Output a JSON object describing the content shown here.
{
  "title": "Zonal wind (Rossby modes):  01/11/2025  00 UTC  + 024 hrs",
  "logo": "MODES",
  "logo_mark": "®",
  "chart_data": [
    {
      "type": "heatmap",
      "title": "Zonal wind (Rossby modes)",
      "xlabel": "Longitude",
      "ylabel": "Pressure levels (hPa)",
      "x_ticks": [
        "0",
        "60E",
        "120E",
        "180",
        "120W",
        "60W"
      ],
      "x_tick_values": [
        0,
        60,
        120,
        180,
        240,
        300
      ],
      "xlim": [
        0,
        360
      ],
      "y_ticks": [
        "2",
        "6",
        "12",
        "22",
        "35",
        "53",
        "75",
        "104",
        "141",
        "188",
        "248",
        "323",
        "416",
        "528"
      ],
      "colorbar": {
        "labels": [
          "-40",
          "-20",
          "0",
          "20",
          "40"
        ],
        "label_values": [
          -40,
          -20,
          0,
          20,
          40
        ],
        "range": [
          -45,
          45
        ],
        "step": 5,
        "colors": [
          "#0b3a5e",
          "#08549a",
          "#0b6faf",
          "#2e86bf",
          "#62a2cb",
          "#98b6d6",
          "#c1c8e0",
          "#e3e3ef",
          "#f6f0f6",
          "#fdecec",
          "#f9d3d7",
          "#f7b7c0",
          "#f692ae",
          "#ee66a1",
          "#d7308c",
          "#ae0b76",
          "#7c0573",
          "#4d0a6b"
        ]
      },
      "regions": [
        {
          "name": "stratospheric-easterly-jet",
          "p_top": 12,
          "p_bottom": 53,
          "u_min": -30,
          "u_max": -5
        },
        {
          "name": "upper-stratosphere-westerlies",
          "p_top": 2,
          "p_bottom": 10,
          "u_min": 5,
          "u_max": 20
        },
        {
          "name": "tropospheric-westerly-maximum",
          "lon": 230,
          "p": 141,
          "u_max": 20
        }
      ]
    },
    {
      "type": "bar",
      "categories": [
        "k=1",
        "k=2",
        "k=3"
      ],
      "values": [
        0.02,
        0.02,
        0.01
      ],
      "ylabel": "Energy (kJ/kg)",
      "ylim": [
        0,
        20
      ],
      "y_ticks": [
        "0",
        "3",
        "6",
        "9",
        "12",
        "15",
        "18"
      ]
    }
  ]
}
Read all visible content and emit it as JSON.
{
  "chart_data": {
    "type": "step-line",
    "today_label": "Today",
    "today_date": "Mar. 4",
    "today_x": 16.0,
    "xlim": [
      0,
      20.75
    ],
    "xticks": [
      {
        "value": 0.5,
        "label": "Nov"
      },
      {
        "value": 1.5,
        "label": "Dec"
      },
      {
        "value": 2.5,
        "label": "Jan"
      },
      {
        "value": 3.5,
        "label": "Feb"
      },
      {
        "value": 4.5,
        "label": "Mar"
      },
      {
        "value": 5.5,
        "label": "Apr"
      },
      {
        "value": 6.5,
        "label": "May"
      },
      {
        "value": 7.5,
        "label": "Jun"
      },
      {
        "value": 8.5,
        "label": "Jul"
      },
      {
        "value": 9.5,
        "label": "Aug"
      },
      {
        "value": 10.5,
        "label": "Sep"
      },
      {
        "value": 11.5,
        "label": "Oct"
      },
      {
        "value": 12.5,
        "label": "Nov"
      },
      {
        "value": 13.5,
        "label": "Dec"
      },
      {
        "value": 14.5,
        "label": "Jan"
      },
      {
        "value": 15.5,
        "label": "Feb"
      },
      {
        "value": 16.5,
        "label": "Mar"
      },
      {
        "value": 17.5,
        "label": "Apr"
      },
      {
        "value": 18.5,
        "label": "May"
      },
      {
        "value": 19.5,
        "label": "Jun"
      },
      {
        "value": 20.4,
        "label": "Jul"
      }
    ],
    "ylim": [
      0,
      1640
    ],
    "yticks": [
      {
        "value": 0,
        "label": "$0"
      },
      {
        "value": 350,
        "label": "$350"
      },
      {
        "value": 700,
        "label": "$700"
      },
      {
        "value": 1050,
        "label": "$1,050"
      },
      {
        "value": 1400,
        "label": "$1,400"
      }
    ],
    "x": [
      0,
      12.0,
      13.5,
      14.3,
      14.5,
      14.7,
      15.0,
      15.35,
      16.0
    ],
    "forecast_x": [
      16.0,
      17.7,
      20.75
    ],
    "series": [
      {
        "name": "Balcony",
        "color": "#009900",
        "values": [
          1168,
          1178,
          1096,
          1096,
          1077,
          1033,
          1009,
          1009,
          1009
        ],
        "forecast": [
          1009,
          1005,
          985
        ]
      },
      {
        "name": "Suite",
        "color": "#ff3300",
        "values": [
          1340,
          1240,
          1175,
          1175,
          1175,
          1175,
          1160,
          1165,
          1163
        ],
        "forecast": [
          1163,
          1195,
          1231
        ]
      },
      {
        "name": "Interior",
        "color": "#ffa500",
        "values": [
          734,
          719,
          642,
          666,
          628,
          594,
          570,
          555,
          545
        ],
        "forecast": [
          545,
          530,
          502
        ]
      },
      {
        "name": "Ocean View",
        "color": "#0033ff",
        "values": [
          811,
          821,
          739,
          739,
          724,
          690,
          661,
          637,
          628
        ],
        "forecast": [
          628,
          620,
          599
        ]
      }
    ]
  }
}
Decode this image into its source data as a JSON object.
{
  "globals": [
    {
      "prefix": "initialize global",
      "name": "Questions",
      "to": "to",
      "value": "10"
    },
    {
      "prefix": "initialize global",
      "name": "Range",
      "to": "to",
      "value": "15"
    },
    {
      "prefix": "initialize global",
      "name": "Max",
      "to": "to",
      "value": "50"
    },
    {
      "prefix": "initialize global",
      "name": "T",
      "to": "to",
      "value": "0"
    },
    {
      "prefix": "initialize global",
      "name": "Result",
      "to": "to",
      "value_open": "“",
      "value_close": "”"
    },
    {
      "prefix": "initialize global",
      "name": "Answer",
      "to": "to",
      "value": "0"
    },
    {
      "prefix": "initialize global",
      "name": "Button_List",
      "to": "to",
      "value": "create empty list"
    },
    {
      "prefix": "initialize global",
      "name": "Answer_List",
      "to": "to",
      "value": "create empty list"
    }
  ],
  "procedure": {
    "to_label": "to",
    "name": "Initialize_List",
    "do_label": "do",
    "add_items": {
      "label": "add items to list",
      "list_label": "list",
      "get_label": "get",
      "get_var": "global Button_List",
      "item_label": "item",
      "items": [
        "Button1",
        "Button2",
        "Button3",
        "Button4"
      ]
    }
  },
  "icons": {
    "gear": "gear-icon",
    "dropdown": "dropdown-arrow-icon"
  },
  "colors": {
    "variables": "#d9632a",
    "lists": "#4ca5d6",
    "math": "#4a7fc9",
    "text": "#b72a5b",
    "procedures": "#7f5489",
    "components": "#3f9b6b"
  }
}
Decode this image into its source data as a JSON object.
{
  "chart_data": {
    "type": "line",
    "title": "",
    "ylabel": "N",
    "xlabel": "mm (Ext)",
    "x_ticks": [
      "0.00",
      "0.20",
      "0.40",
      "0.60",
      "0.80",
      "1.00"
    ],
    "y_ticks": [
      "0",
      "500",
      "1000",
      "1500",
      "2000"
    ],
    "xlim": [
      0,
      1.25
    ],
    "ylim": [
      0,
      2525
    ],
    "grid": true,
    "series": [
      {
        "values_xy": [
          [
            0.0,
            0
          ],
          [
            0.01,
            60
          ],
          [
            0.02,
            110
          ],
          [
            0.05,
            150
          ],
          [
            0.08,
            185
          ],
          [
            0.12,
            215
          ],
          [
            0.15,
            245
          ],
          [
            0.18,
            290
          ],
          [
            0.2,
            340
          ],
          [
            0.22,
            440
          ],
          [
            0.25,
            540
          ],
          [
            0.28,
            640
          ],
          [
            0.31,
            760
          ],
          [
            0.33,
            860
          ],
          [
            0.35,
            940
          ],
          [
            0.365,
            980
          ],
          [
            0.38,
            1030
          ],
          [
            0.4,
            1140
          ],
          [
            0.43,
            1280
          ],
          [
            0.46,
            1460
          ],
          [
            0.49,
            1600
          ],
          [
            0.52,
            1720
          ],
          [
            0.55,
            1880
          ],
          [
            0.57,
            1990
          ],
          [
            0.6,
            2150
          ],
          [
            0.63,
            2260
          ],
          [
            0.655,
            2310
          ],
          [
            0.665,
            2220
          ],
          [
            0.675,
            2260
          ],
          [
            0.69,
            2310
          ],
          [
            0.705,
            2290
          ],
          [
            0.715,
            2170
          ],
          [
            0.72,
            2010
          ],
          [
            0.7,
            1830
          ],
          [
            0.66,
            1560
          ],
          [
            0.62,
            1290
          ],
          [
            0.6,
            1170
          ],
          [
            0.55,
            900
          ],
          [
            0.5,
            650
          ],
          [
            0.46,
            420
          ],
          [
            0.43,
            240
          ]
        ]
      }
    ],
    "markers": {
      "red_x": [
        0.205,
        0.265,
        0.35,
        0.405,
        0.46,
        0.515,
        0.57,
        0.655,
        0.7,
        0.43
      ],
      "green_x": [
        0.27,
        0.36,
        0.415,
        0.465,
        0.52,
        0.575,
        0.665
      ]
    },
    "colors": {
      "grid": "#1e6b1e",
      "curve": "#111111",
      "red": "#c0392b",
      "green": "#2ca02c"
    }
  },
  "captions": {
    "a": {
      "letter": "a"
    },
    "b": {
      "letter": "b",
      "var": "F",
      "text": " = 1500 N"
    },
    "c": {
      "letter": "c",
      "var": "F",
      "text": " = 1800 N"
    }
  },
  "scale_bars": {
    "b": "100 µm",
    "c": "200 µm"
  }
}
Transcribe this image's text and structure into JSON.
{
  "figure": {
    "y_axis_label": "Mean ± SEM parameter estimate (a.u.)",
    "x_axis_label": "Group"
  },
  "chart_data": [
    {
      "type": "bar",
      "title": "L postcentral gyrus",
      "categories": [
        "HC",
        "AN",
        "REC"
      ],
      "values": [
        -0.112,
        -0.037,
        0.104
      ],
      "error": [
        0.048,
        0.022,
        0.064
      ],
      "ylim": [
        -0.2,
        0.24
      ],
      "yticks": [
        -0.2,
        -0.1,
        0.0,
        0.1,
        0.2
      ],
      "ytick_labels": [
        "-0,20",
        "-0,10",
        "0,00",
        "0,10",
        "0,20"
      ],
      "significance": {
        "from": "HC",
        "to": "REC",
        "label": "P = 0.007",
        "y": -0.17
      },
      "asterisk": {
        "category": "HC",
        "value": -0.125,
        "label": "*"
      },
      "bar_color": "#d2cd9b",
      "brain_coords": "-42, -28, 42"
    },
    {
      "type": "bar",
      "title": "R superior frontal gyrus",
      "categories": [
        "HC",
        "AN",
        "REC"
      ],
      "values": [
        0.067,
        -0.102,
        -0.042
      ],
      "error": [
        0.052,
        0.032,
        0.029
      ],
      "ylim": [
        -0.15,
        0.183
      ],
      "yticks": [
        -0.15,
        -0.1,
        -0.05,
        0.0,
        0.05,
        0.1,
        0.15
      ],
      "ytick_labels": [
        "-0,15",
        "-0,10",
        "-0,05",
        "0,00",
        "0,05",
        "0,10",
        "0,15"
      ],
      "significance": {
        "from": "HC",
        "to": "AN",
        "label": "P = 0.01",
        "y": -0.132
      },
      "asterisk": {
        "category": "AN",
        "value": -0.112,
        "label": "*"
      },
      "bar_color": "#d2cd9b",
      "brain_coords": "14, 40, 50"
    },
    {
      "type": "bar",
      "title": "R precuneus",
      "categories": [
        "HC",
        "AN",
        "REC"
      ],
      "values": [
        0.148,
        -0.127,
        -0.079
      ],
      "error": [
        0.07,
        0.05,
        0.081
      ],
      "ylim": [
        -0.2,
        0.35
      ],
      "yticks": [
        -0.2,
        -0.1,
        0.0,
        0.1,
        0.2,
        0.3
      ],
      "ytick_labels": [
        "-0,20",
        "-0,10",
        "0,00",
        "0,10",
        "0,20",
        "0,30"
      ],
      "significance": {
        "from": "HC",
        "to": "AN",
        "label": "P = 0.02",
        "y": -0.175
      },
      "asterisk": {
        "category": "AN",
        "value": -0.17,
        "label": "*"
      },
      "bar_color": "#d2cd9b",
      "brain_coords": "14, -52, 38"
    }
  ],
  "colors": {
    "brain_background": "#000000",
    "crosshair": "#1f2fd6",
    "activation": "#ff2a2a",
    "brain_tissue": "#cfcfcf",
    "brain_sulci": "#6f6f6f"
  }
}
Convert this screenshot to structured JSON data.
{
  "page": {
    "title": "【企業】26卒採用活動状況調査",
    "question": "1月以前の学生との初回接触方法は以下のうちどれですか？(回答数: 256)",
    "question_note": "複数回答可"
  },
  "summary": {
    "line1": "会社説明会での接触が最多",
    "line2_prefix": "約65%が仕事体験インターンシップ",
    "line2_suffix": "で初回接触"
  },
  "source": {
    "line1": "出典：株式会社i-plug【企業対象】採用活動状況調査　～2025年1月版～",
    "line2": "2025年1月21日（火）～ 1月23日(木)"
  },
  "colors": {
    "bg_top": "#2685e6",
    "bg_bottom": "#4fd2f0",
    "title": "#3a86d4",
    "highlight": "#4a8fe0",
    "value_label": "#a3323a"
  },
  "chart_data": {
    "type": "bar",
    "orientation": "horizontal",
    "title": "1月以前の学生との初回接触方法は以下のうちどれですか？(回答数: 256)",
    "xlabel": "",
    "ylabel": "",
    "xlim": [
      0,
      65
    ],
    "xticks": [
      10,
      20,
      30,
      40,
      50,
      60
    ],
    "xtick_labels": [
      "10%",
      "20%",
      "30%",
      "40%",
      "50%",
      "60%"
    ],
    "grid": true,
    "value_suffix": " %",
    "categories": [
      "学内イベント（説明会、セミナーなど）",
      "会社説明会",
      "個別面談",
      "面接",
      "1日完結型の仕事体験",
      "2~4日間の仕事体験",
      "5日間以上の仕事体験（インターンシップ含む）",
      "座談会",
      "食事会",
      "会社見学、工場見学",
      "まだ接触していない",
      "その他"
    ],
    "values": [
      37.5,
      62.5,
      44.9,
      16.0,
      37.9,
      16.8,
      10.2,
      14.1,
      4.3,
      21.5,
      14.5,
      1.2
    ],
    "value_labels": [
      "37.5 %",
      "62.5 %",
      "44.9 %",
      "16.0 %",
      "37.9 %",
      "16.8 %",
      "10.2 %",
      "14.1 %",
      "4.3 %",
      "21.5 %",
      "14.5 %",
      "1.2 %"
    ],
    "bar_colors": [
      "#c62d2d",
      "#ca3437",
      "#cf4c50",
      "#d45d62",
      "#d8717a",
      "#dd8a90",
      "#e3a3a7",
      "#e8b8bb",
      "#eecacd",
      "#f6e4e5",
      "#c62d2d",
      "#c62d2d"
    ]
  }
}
───
**Written exercise:** Copy each line of the listing in which the word "content" can be found.

**The output:**
Output a JSON object describing the content shown here.
Read all visible content and emit it as JSON.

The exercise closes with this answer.